##### Source material

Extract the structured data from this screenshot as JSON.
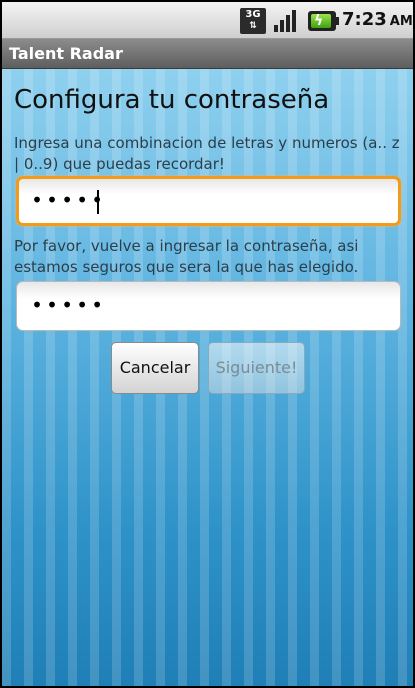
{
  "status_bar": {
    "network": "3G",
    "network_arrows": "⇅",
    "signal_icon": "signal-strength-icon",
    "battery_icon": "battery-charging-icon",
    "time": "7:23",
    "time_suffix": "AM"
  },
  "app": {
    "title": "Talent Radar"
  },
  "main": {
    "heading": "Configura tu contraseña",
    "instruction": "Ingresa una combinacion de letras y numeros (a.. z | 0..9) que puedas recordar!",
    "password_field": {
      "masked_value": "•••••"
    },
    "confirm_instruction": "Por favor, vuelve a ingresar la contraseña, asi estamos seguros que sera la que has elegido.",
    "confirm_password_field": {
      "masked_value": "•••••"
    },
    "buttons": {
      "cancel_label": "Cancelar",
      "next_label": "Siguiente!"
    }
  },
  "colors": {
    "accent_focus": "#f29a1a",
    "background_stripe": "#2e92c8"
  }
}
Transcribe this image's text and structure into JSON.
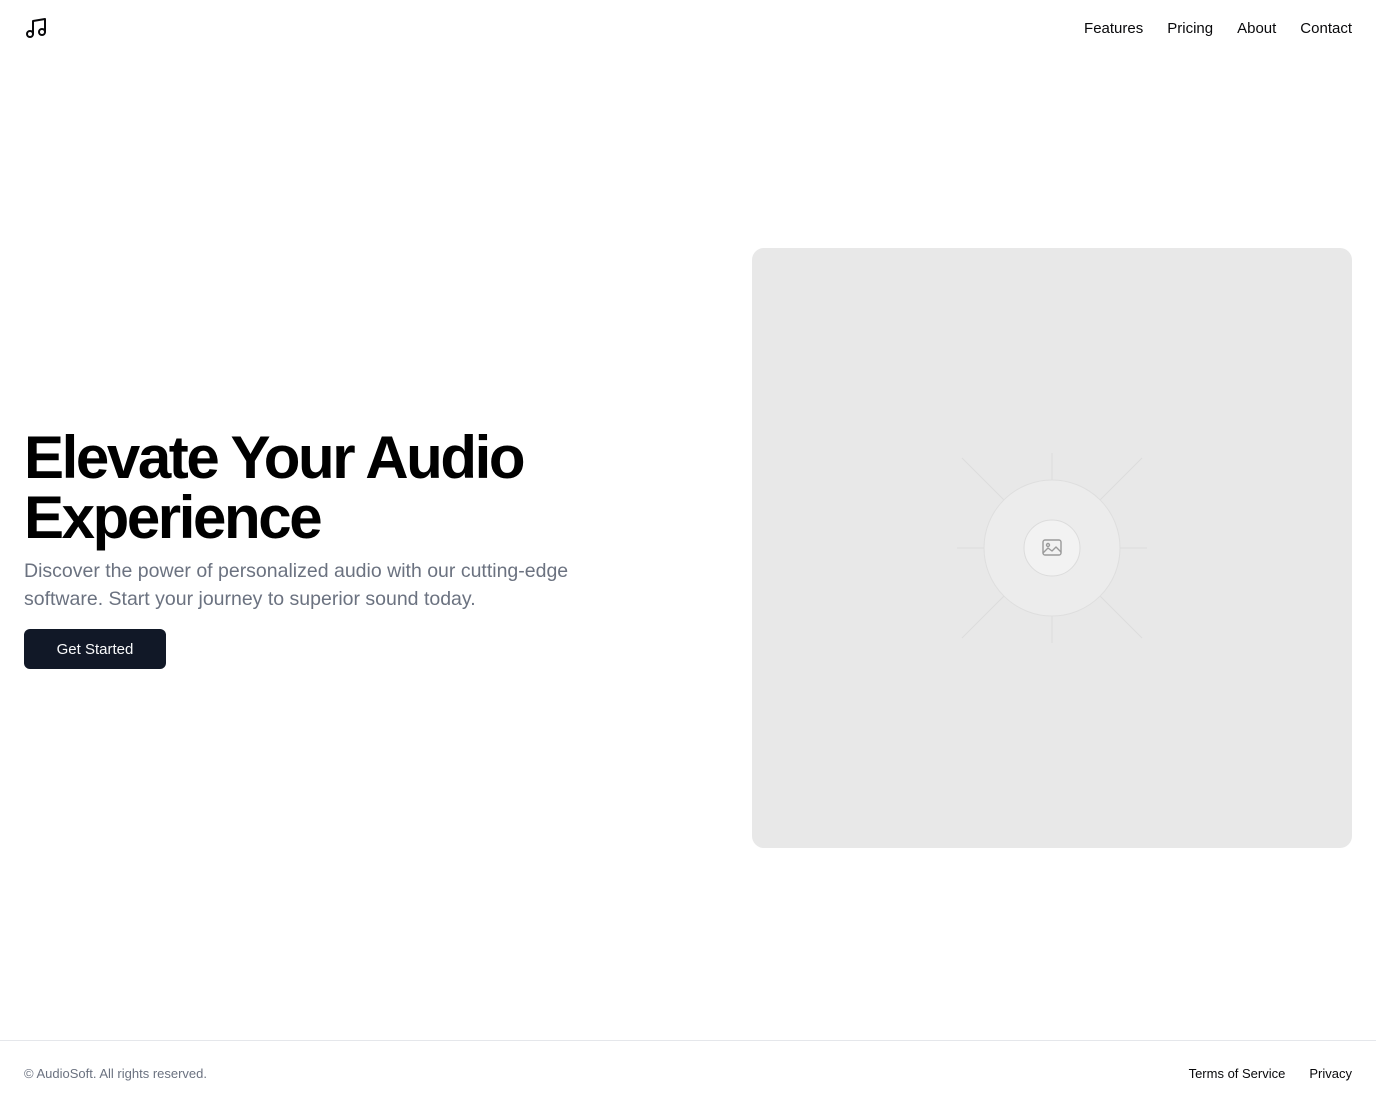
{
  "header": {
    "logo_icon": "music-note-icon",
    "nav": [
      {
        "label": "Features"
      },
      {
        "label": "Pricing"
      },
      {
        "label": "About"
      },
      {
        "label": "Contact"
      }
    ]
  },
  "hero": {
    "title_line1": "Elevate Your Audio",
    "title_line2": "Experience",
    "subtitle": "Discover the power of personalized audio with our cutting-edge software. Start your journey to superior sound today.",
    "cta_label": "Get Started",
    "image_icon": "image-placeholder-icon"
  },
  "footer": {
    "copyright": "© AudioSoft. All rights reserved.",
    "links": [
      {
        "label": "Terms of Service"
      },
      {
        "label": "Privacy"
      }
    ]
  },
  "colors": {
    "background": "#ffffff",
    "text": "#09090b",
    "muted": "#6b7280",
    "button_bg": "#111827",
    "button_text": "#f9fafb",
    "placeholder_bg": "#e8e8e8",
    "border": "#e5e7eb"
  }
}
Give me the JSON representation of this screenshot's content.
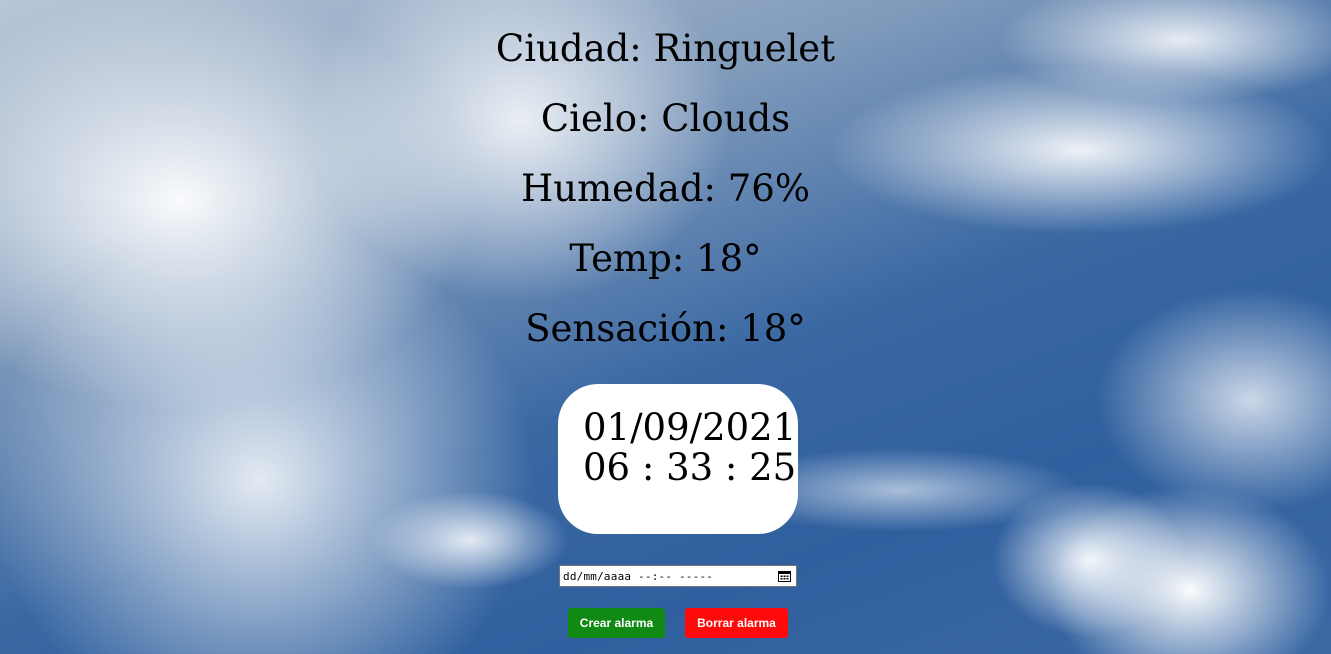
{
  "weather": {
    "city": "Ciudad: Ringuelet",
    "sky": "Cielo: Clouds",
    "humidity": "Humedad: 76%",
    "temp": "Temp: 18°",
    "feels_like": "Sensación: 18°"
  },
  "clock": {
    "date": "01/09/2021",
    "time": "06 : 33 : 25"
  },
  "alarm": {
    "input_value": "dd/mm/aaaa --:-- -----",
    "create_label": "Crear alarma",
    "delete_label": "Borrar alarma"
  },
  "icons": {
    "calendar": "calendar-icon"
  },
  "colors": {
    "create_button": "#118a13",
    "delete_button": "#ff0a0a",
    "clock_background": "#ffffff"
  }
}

##########

• The task: All of the data needs repeating exactly, but the pictures do not.

• The reply:
Extract the structured data from this screenshot as JSON.
{
  "status_bar": {
    "network": "3G",
    "network_arrows": "⇅",
    "signal_icon": "signal-strength-icon",
    "battery_icon": "battery-charging-icon",
    "time": "7:23",
    "time_suffix": "AM"
  },
  "app": {
    "title": "Talent Radar"
  },
  "main": {
    "heading": "Configura tu contraseña",
    "instruction": "Ingresa una combinacion de letras y numeros (a.. z | 0..9) que puedas recordar!",
    "password_field": {
      "masked_value": "•••••"
    },
    "confirm_instruction": "Por favor, vuelve a ingresar la contraseña, asi estamos seguros que sera la que has elegido.",
    "confirm_password_field": {
      "masked_value": "•••••"
    },
    "buttons": {
      "cancel_label": "Cancelar",
      "next_label": "Siguiente!"
    }
  },
  "colors": {
    "accent_focus": "#f29a1a",
    "background_stripe": "#2e92c8"
  }
}
Transcribe this image's text and structure into JSON.
{
  "header": {
    "logo_icon": "music-note-icon",
    "nav": [
      {
        "label": "Features"
      },
      {
        "label": "Pricing"
      },
      {
        "label": "About"
      },
      {
        "label": "Contact"
      }
    ]
  },
  "hero": {
    "title_line1": "Elevate Your Audio",
    "title_line2": "Experience",
    "subtitle": "Discover the power of personalized audio with our cutting-edge software. Start your journey to superior sound today.",
    "cta_label": "Get Started",
    "image_icon": "image-placeholder-icon"
  },
  "footer": {
    "copyright": "© AudioSoft. All rights reserved.",
    "links": [
      {
        "label": "Terms of Service"
      },
      {
        "label": "Privacy"
      }
    ]
  },
  "colors": {
    "background": "#ffffff",
    "text": "#09090b",
    "muted": "#6b7280",
    "button_bg": "#111827",
    "button_text": "#f9fafb",
    "placeholder_bg": "#e8e8e8",
    "border": "#e5e7eb"
  }
}
Give me the JSON representation of this screenshot's content.
{
  "weather": {
    "city": "Ciudad: Ringuelet",
    "sky": "Cielo: Clouds",
    "humidity": "Humedad: 76%",
    "temp": "Temp: 18°",
    "feels_like": "Sensación: 18°"
  },
  "clock": {
    "date": "01/09/2021",
    "time": "06 : 33 : 25"
  },
  "alarm": {
    "input_value": "dd/mm/aaaa --:-- -----",
    "create_label": "Crear alarma",
    "delete_label": "Borrar alarma"
  },
  "icons": {
    "calendar": "calendar-icon"
  },
  "colors": {
    "create_button": "#118a13",
    "delete_button": "#ff0a0a",
    "clock_background": "#ffffff"
  }
}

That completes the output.